Copy out each line featuring the string "IZERNORE" from the entries beneath.

DATA FOR THIS EXERCISE =

* * *

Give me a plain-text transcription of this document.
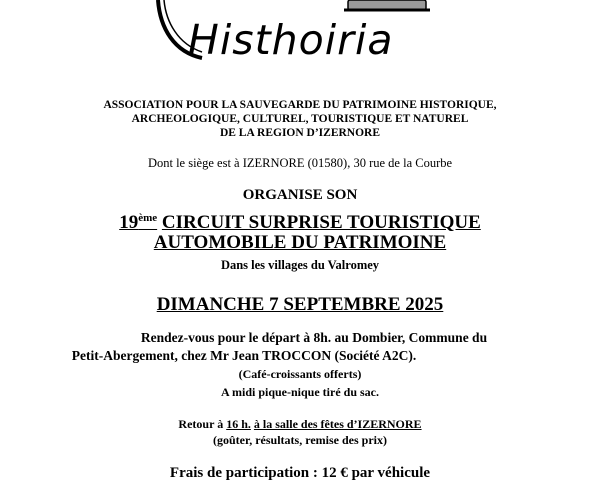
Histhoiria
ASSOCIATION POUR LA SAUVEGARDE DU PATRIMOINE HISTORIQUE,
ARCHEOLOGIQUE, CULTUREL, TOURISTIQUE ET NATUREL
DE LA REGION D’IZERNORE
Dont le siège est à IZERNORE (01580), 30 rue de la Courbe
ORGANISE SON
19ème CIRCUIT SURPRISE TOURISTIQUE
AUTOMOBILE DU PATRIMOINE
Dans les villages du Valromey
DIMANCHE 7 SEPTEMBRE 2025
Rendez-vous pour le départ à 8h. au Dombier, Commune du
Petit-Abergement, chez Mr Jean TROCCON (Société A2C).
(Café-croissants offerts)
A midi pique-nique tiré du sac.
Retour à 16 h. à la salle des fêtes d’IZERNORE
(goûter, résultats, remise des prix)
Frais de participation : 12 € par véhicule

* * *

EXERCISE RESULT =
DE LA REGION D’IZERNORE
Dont le siège est à IZERNORE (01580), 30 rue de la Courbe
Retour à 16 h. à la salle des fêtes d’IZERNORE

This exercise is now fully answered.